*Exercise instructions*
Repeat the data verbatim.

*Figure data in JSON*

|---|

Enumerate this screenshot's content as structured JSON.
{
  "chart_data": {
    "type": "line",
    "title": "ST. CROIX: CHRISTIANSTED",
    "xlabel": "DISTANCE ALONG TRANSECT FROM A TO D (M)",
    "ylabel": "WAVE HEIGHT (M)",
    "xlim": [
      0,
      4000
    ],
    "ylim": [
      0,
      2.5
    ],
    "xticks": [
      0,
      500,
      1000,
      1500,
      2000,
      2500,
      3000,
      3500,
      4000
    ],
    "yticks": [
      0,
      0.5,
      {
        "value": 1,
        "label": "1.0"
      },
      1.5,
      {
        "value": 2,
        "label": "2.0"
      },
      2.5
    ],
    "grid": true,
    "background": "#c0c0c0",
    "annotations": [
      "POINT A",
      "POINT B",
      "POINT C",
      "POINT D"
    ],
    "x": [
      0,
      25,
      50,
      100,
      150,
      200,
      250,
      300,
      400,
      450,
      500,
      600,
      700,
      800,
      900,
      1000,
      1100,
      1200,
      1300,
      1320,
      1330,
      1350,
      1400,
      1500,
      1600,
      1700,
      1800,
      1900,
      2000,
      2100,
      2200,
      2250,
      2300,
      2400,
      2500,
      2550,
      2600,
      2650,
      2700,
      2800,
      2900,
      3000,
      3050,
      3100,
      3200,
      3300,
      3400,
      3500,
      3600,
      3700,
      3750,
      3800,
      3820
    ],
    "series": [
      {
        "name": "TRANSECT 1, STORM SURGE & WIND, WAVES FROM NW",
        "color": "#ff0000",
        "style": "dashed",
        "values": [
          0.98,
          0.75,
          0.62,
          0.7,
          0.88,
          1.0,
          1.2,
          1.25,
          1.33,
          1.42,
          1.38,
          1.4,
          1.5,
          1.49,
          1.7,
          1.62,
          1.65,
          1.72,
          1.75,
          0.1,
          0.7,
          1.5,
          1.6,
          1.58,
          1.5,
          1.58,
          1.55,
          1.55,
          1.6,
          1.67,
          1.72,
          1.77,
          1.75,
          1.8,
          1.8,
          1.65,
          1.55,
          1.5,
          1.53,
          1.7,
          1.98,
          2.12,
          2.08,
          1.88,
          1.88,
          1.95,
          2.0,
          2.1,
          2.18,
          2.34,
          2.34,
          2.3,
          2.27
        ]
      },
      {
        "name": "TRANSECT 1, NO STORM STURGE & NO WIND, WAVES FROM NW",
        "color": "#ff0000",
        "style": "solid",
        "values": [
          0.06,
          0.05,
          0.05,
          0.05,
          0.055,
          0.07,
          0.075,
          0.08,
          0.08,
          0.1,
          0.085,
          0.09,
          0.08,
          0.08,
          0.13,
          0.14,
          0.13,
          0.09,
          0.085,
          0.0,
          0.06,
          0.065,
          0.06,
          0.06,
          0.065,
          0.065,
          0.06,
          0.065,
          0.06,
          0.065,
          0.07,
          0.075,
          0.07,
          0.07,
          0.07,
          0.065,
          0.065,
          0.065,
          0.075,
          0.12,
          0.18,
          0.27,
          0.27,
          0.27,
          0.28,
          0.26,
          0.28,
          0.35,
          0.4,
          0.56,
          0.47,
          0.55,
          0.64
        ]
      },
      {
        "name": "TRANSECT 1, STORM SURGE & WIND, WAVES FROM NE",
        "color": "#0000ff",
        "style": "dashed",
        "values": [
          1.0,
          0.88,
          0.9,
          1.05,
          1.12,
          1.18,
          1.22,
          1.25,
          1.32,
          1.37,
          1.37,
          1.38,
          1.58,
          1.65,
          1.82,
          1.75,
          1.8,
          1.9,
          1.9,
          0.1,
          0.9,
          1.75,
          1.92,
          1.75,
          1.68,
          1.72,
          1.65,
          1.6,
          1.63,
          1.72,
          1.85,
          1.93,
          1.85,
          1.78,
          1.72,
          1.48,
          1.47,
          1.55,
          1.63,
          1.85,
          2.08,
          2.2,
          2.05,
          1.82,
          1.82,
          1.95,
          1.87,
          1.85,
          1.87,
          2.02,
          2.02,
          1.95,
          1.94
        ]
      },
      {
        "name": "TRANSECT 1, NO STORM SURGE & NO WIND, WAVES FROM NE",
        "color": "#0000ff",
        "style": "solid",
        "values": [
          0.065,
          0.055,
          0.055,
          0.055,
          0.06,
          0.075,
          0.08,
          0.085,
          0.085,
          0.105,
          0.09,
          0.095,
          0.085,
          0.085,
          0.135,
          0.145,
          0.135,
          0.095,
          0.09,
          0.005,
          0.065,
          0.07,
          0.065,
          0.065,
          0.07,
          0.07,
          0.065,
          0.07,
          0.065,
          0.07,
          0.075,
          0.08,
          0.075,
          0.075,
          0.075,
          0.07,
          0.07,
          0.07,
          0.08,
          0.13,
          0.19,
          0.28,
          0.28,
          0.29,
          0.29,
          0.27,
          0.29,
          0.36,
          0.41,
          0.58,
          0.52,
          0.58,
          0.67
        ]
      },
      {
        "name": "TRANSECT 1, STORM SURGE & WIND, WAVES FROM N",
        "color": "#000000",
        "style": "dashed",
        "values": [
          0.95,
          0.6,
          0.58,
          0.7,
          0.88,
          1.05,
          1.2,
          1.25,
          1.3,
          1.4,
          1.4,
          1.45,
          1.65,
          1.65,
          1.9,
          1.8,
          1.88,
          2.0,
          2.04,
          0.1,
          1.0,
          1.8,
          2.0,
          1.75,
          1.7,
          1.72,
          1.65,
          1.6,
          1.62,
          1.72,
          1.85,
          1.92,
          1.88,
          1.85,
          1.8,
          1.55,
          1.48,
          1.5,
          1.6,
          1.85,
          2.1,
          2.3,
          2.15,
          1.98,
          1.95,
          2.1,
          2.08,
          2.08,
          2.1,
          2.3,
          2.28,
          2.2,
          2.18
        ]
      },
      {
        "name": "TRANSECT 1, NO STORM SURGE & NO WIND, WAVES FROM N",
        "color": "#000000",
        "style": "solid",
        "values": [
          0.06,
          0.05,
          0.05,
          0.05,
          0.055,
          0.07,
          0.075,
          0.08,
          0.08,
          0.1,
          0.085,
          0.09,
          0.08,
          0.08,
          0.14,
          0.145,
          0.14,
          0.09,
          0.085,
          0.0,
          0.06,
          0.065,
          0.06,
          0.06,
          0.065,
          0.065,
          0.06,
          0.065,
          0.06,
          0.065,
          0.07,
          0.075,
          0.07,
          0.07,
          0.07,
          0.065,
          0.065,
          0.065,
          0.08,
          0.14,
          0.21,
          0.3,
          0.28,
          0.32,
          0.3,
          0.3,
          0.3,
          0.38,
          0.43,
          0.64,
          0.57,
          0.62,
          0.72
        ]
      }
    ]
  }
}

|---|

*Exercise output*
Enumerate this screenshot's content as structured JSON.
{
  "chart_data": {
    "type": "line",
    "title": "ST. CROIX: CHRISTIANSTED",
    "xlabel": "DISTANCE ALONG TRANSECT FROM A TO D (M)",
    "ylabel": "WAVE HEIGHT (M)",
    "xlim": [
      0,
      4000
    ],
    "ylim": [
      0,
      2.5
    ],
    "xticks": [
      0,
      500,
      1000,
      1500,
      2000,
      2500,
      3000,
      3500,
      4000
    ],
    "yticks": [
      0,
      0.5,
      {
        "value": 1,
        "label": "1.0"
      },
      1.5,
      {
        "value": 2,
        "label": "2.0"
      },
      2.5
    ],
    "grid": true,
    "background": "#c0c0c0",
    "annotations": [
      "POINT A",
      "POINT B",
      "POINT C",
      "POINT D"
    ],
    "x": [
      0,
      25,
      50,
      100,
      150,
      200,
      250,
      300,
      400,
      450,
      500,
      600,
      700,
      800,
      900,
      1000,
      1100,
      1200,
      1300,
      1320,
      1330,
      1350,
      1400,
      1500,
      1600,
      1700,
      1800,
      1900,
      2000,
      2100,
      2200,
      2250,
      2300,
      2400,
      2500,
      2550,
      2600,
      2650,
      2700,
      2800,
      2900,
      3000,
      3050,
      3100,
      3200,
      3300,
      3400,
      3500,
      3600,
      3700,
      3750,
      3800,
      3820
    ],
    "series": [
      {
        "name": "TRANSECT 1, STORM SURGE & WIND, WAVES FROM NW",
        "color": "#ff0000",
        "style": "dashed",
        "values": [
          0.98,
          0.75,
          0.62,
          0.7,
          0.88,
          1.0,
          1.2,
          1.25,
          1.33,
          1.42,
          1.38,
          1.4,
          1.5,
          1.49,
          1.7,
          1.62,
          1.65,
          1.72,
          1.75,
          0.1,
          0.7,
          1.5,
          1.6,
          1.58,
          1.5,
          1.58,
          1.55,
          1.55,
          1.6,
          1.67,
          1.72,
          1.77,
          1.75,
          1.8,
          1.8,
          1.65,
          1.55,
          1.5,
          1.53,
          1.7,
          1.98,
          2.12,
          2.08,
          1.88,
          1.88,
          1.95,
          2.0,
          2.1,
          2.18,
          2.34,
          2.34,
          2.3,
          2.27
        ]
      },
      {
        "name": "TRANSECT 1, NO STORM STURGE & NO WIND, WAVES FROM NW",
        "color": "#ff0000",
        "style": "solid",
        "values": [
          0.06,
          0.05,
          0.05,
          0.05,
          0.055,
          0.07,
          0.075,
          0.08,
          0.08,
          0.1,
          0.085,
          0.09,
          0.08,
          0.08,
          0.13,
          0.14,
          0.13,
          0.09,
          0.085,
          0.0,
          0.06,
          0.065,
          0.06,
          0.06,
          0.065,
          0.065,
          0.06,
          0.065,
          0.06,
          0.065,
          0.07,
          0.075,
          0.07,
          0.07,
          0.07,
          0.065,
          0.065,
          0.065,
          0.075,
          0.12,
          0.18,
          0.27,
          0.27,
          0.27,
          0.28,
          0.26,
          0.28,
          0.35,
          0.4,
          0.56,
          0.47,
          0.55,
          0.64
        ]
      },
      {
        "name": "TRANSECT 1, STORM SURGE & WIND, WAVES FROM NE",
        "color": "#0000ff",
        "style": "dashed",
        "values": [
          1.0,
          0.88,
          0.9,
          1.05,
          1.12,
          1.18,
          1.22,
          1.25,
          1.32,
          1.37,
          1.37,
          1.38,
          1.58,
          1.65,
          1.82,
          1.75,
          1.8,
          1.9,
          1.9,
          0.1,
          0.9,
          1.75,
          1.92,
          1.75,
          1.68,
          1.72,
          1.65,
          1.6,
          1.63,
          1.72,
          1.85,
          1.93,
          1.85,
          1.78,
          1.72,
          1.48,
          1.47,
          1.55,
          1.63,
          1.85,
          2.08,
          2.2,
          2.05,
          1.82,
          1.82,
          1.95,
          1.87,
          1.85,
          1.87,
          2.02,
          2.02,
          1.95,
          1.94
        ]
      },
      {
        "name": "TRANSECT 1, NO STORM SURGE & NO WIND, WAVES FROM NE",
        "color": "#0000ff",
        "style": "solid",
        "values": [
          0.065,
          0.055,
          0.055,
          0.055,
          0.06,
          0.075,
          0.08,
          0.085,
          0.085,
          0.105,
          0.09,
          0.095,
          0.085,
          0.085,
          0.135,
          0.145,
          0.135,
          0.095,
          0.09,
          0.005,
          0.065,
          0.07,
          0.065,
          0.065,
          0.07,
          0.07,
          0.065,
          0.07,
          0.065,
          0.07,
          0.075,
          0.08,
          0.075,
          0.075,
          0.075,
          0.07,
          0.07,
          0.07,
          0.08,
          0.13,
          0.19,
          0.28,
          0.28,
          0.29,
          0.29,
          0.27,
          0.29,
          0.36,
          0.41,
          0.58,
          0.52,
          0.58,
          0.67
        ]
      },
      {
        "name": "TRANSECT 1, STORM SURGE & WIND, WAVES FROM N",
        "color": "#000000",
        "style": "dashed",
        "values": [
          0.95,
          0.6,
          0.58,
          0.7,
          0.88,
          1.05,
          1.2,
          1.25,
          1.3,
          1.4,
          1.4,
          1.45,
          1.65,
          1.65,
          1.9,
          1.8,
          1.88,
          2.0,
          2.04,
          0.1,
          1.0,
          1.8,
          2.0,
          1.75,
          1.7,
          1.72,
          1.65,
          1.6,
          1.62,
          1.72,
          1.85,
          1.92,
          1.88,
          1.85,
          1.8,
          1.55,
          1.48,
          1.5,
          1.6,
          1.85,
          2.1,
          2.3,
          2.15,
          1.98,
          1.95,
          2.1,
          2.08,
          2.08,
          2.1,
          2.3,
          2.28,
          2.2,
          2.18
        ]
      },
      {
        "name": "TRANSECT 1, NO STORM SURGE & NO WIND, WAVES FROM N",
        "color": "#000000",
        "style": "solid",
        "values": [
          0.06,
          0.05,
          0.05,
          0.05,
          0.055,
          0.07,
          0.075,
          0.08,
          0.08,
          0.1,
          0.085,
          0.09,
          0.08,
          0.08,
          0.14,
          0.145,
          0.14,
          0.09,
          0.085,
          0.0,
          0.06,
          0.065,
          0.06,
          0.06,
          0.065,
          0.065,
          0.06,
          0.065,
          0.06,
          0.065,
          0.07,
          0.075,
          0.07,
          0.07,
          0.07,
          0.065,
          0.065,
          0.065,
          0.08,
          0.14,
          0.21,
          0.3,
          0.28,
          0.32,
          0.3,
          0.3,
          0.3,
          0.38,
          0.43,
          0.64,
          0.57,
          0.62,
          0.72
        ]
      }
    ]
  }
}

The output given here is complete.